◆ STATED PROBLEM ◆
Resume the post about dropping Kam's syndicated articles after Google's Panda update, writing on from its last sentence.

◆ DOCUMENT SECTION ◆
"""

I have not shared this on social media but I'll mention it here. Despite publishing almost 900 of Kam's articles since the early years of AALBC's website and considering the Brother a friend. I had to stop publishing Kam's articles several years ago. Why, you might ask: Google.

 

You see a Google does not like syndicated content, which was Kam's business model.  The articles he wrote were published on, at his peak, over 100 websites and print publications — including many Black-owned newspapers.  He got a number of awards.  I attended one ceremony in which the Network Journal gave him an award and he attended a few of my events including a Black Pack Party almost exactly 10 years ago.

 

Back to Google.  One of the disastrous consequences of Google infamous Panda update is the sites publishing syndicated content were hurt. This was not a simple matter of Google picking a winner for whatever article was published and not ranking the others — no, Google punished the other websites. My traffic dropped overnight and took 5 years to recover — permanently and adversely altering the trajectory of the sites that survived and killing many more. Have you ever checked the traffic of the average Black-owned newspaper?

"""

◆ DATA SUPPLIED ◆
"""

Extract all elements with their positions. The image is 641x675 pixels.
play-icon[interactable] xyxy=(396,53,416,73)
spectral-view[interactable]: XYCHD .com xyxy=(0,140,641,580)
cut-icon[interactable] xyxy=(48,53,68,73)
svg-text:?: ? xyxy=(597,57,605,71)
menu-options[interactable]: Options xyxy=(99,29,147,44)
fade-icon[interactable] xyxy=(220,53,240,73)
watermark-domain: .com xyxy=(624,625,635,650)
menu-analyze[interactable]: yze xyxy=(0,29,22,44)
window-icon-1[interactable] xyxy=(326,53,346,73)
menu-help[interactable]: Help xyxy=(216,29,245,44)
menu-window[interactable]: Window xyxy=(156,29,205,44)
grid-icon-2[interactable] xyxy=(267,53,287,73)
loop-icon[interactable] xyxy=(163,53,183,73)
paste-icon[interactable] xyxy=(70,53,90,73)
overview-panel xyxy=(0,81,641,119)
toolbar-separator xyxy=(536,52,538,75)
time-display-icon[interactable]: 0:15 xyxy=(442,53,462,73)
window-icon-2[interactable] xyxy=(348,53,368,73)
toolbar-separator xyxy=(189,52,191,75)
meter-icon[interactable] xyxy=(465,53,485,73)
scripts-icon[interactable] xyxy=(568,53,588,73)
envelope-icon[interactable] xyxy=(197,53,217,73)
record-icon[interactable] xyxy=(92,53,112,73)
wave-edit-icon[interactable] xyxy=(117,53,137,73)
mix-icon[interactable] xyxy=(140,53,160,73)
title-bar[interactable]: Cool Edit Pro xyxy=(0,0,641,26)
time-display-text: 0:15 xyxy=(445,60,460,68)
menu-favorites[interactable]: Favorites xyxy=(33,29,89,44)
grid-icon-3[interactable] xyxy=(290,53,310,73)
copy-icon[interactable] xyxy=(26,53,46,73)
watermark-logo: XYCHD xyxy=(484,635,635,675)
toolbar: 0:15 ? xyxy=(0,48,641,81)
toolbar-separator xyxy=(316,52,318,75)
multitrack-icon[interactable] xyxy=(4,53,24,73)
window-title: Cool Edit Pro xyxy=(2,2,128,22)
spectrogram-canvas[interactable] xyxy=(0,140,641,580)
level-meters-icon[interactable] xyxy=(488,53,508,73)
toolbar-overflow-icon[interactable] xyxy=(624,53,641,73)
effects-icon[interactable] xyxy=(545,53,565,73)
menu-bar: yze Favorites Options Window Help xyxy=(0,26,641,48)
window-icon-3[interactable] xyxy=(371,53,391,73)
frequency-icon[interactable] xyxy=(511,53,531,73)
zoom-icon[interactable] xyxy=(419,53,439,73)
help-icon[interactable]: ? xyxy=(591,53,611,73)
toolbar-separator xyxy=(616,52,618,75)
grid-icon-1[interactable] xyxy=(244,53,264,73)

"""

◆ SOLVED EXERCISE ◆
 

I know one publisher of Kam's content who went to the trouble of deleting over 1,500 of Kam's articles. The site never recovered. The problems seems to have been made worse by a site that programmatically generated scores of websites using Kam's content.  Google rather than penalizing that website they simply penalized ALL the websites who published this content.  Google is not nearly as sophisticated and refined as they'd like you to believe.  Google uses a sledgehammer and the WWW is less rich as a result.

 

The email announcing Kam's passing, linked above, was shared to the same network of publishers and Google may screw us over again for sharing it — F them!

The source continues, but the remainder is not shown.